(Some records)
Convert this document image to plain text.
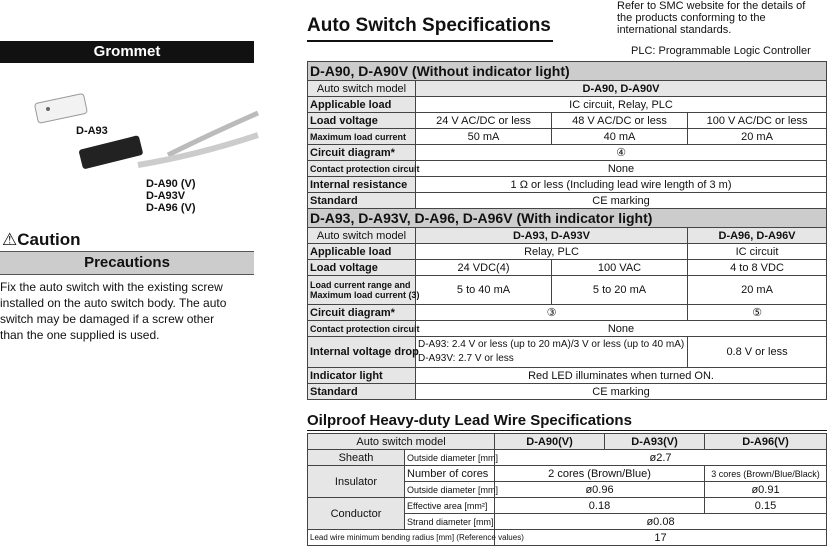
Grommet
D-A93
D-A90 (V)
D-A93V
D-A96 (V)
⚠Caution
Precautions
Fix the auto switch with the existing screw
installed on the auto switch body. The auto
switch may be damaged if a screw other
than the one supplied is used.
Auto Switch Specifications
Refer to SMC website for the details of
the products conforming to the
international standards.
PLC: Programmable Logic Controller
D-A90, D-A90V (Without indicator light)			
Auto switch model	D-A90, D-A90V		
Applicable load	IC circuit, Relay, PLC		
Load voltage	24 V AC/DC or less	48 V AC/DC or less	100 V AC/DC or less
Maximum load current	50 mA	40 mA	20 mA
Circuit diagram*	④		
Contact protection circuit	None		
Internal resistance	1 Ω or less (Including lead wire length of 3 m)		
Standard	CE marking		
D-A93, D-A93V, D-A96, D-A96V (With indicator light)			
Auto switch model	D-A93, D-A93V		D-A96, D-A96V
Applicable load	Relay, PLC		IC circuit
Load voltage	24 VDC(4)	100 VAC	4 to 8 VDC

Load current range and
Maximum load current (3)	5 to 40 mA	5 to 20 mA	20 mA
Circuit diagram*	③		⑤
Contact protection circuit	None		
Internal voltage drop	D-A93: 2.4 V or less (up to 20 mA)/3 V or less (up to 40 mA)
D-A93V: 2.7 V or less		0.8 V or less
Indicator light	Red LED illuminates when turned ON.		
Standard	CE marking		
Oilproof Heavy-duty Lead Wire Specifications
Auto switch model		D-A90(V)	D-A93(V)	D-A96(V)
Sheath	Outside diameter [mm]	ø2.7		
Insulator	Number of cores	2 cores (Brown/Blue)		3 cores (Brown/Blue/Black)
	Outside diameter [mm]	ø0.96		ø0.91
Conductor	Effective area [mm²]	0.18		0.15
	Strand diameter [mm]	ø0.08		
Lead wire minimum bending radius [mm] (Reference values)		17		
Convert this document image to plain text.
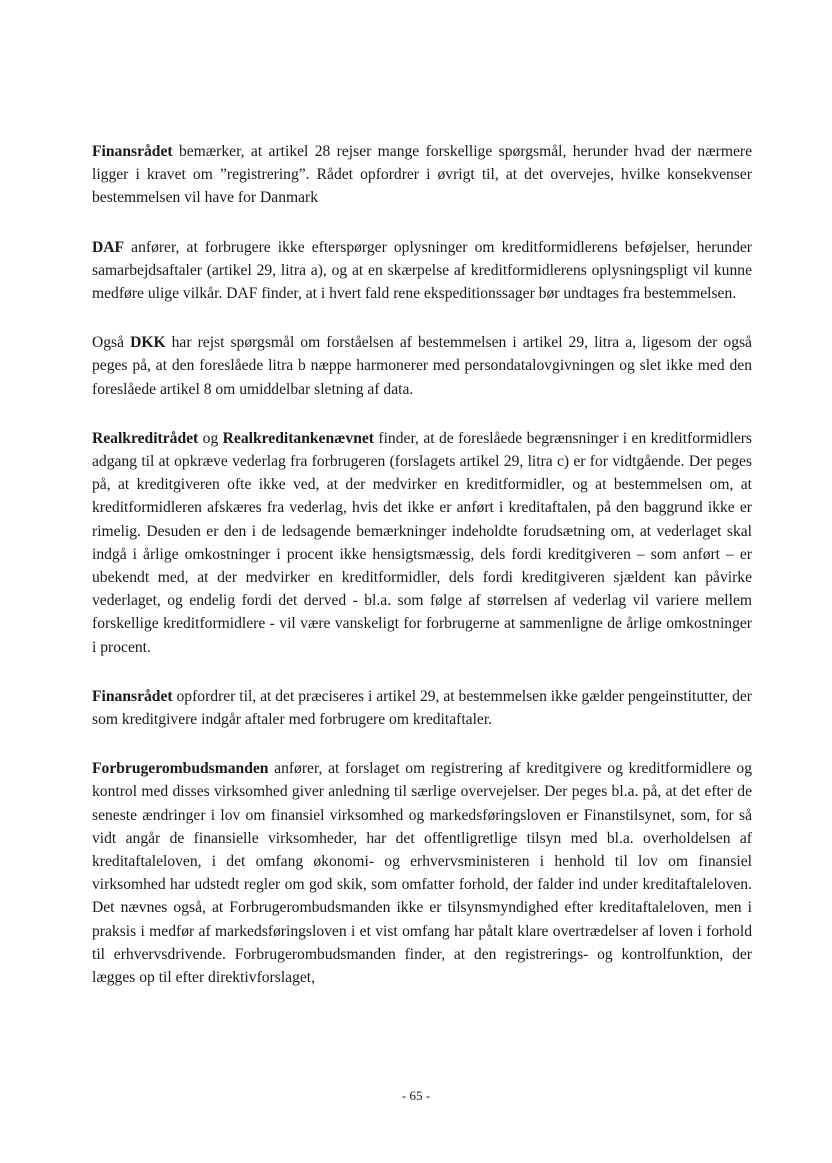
Finansrådet bemærker, at artikel 28 rejser mange forskellige spørgsmål, herunder hvad der nærmere ligger i kravet om ”registrering”. Rådet opfordrer i øvrigt til, at det overvejes, hvilke konsekvenser bestemmelsen vil have for Danmark

DAF anfører, at forbrugere ikke efterspørger oplysninger om kreditformidlerens beføjelser, herunder samarbejdsaftaler (artikel 29, litra a), og at en skærpelse af kreditformidlerens oplysningspligt vil kunne medføre ulige vilkår. DAF finder, at i hvert fald rene ekspeditionssager bør undtages fra bestemmelsen.

Også DKK har rejst spørgsmål om forståelsen af bestemmelsen i artikel 29, litra a, ligesom der også peges på, at den foreslåede litra b næppe harmonerer med persondatalovgivningen og slet ikke med den foreslåede artikel 8 om umiddelbar sletning af data.

Realkreditrådet og Realkreditankenævnet finder, at de foreslåede begrænsninger i en kreditformidlers adgang til at opkræve vederlag fra forbrugeren (forslagets artikel 29, litra c) er for vidtgående. Der peges på, at kreditgiveren ofte ikke ved, at der medvirker en kreditformidler, og at bestemmelsen om, at kreditformidleren afskæres fra vederlag, hvis det ikke er anført i kreditaftalen, på den baggrund ikke er rimelig. Desuden er den i de ledsagende bemærkninger indeholdte forudsætning om, at vederlaget skal indgå i årlige omkostninger i procent ikke hensigtsmæssig, dels fordi kreditgiveren – som anført – er ubekendt med, at der medvirker en kreditformidler, dels fordi kreditgiveren sjældent kan påvirke vederlaget, og endelig fordi det derved - bl.a. som følge af størrelsen af vederlag vil variere mellem forskellige kreditformidlere - vil være vanskeligt for forbrugerne at sammenligne de årlige omkostninger i procent.

Finansrådet opfordrer til, at det præciseres i artikel 29, at bestemmelsen ikke gælder pengeinstitutter, der som kreditgivere indgår aftaler med forbrugere om kreditaftaler.

Forbrugerombudsmanden anfører, at forslaget om registrering af kreditgivere og kreditformidlere og kontrol med disses virksomhed giver anledning til særlige overvejelser. Der peges bl.a. på, at det efter de seneste ændringer i lov om finansiel virksomhed og markedsføringsloven er Finanstilsynet, som, for så vidt angår de finansielle virksomheder, har det offentligretlige tilsyn med bl.a. overholdelsen af kreditaftaleloven, i det omfang økonomi- og erhvervsministeren i henhold til lov om finansiel virksomhed har udstedt regler om god skik, som omfatter forhold, der falder ind under kreditaftaleloven. Det nævnes også, at Forbrugerombudsmanden ikke er tilsynsmyndighed efter kreditaftaleloven, men i praksis i medfør af markedsføringsloven i et vist omfang har påtalt klare overtrædelser af loven i forhold til erhvervsdrivende. Forbrugerombudsmanden finder, at den registrerings- og kontrolfunktion, der lægges op til efter direktivforslaget,

- 65 -
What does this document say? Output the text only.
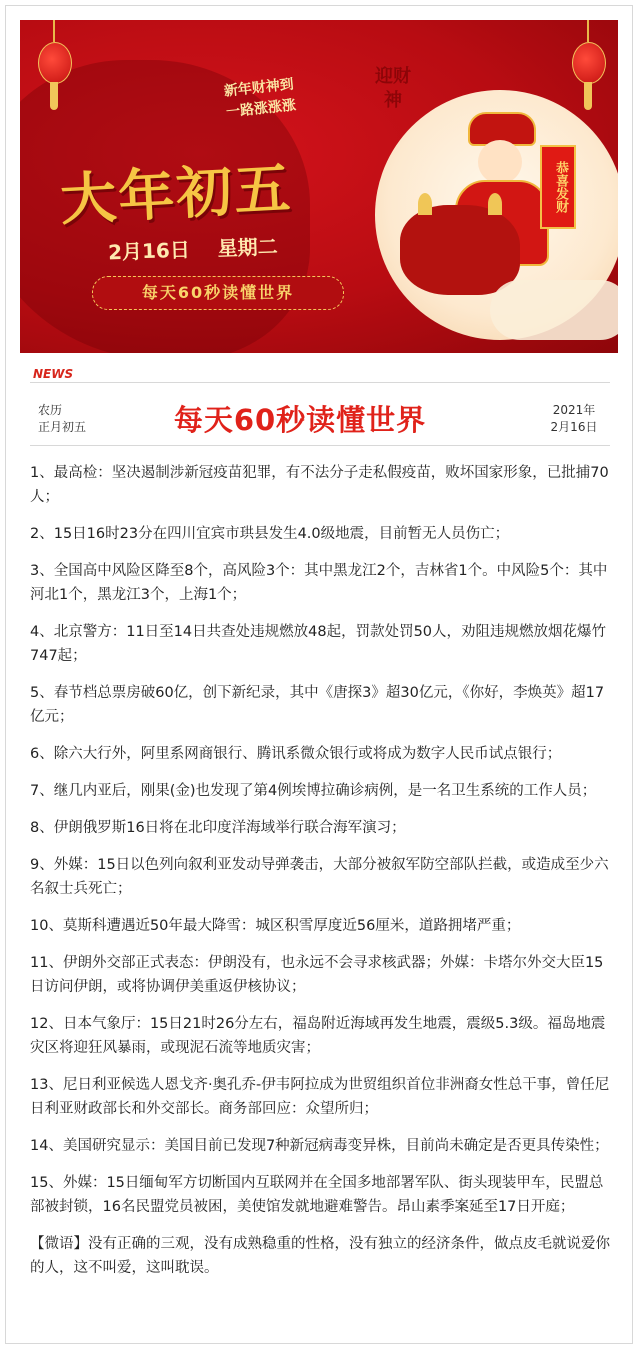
新年财神到
一路涨涨涨
大年初五
2月16日 星期二
每天60秒读懂世界
迎财神
恭喜发财
NEWS
农历
正月初五	每天60秒读懂世界	2021年
2月16日

1、最高检：坚决遏制涉新冠疫苗犯罪，有不法分子走私假疫苗，败坏国家形象，已批捕70人；

2、15日16时23分在四川宜宾市珙县发生4.0级地震，目前暂无人员伤亡；

3、全国高中风险区降至8个，高风险3个：其中黑龙江2个，吉林省1个。中风险5个：其中河北1个，黑龙江3个，上海1个；

4、北京警方：11日至14日共查处违规燃放48起，罚款处罚50人，劝阻违规燃放烟花爆竹747起；

5、春节档总票房破60亿，创下新纪录，其中《唐探3》超30亿元，《你好，李焕英》超17亿元；

6、除六大行外，阿里系网商银行、腾讯系微众银行或将成为数字人民币试点银行；

7、继几内亚后，刚果(金)也发现了第4例埃博拉确诊病例，是一名卫生系统的工作人员；

8、伊朗俄罗斯16日将在北印度洋海域举行联合海军演习；

9、外媒：15日以色列向叙利亚发动导弹袭击，大部分被叙军防空部队拦截，或造成至少六名叙士兵死亡；

10、莫斯科遭遇近50年最大降雪：城区积雪厚度近56厘米，道路拥堵严重；

11、伊朗外交部正式表态：伊朗没有，也永远不会寻求核武器；外媒：卡塔尔外交大臣15日访问伊朗，或将协调伊美重返伊核协议；

12、日本气象厅：15日21时26分左右，福岛附近海域再发生地震，震级5.3级。福岛地震灾区将迎狂风暴雨，或现泥石流等地质灾害；

13、尼日利亚候选人恩戈齐·奥孔乔-伊韦阿拉成为世贸组织首位非洲裔女性总干事，曾任尼日利亚财政部长和外交部长。商务部回应：众望所归；

14、美国研究显示：美国目前已发现7种新冠病毒变异株，目前尚未确定是否更具传染性；

15、外媒：15日缅甸军方切断国内互联网并在全国多地部署军队、街头现装甲车，民盟总部被封锁，16名民盟党员被困，美使馆发就地避难警告。昂山素季案延至17日开庭；

【微语】没有正确的三观，没有成熟稳重的性格，没有独立的经济条件，做点皮毛就说爱你的人，这不叫爱，这叫耽误。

→ Exercise prompt
Locate all lines in the listing above with the word "voltage" and copy them.

→ Answer for the task
Load voltage	24 V AC/DC or less	48 V AC/DC or less	100 V AC/DC or less
Load voltage	24 VDC(4)	100 VAC	4 to 8 VDC
Internal voltage drop	D-A93: 2.4 V or less (up to 20 mA)/3 V or less (up to 40 mA)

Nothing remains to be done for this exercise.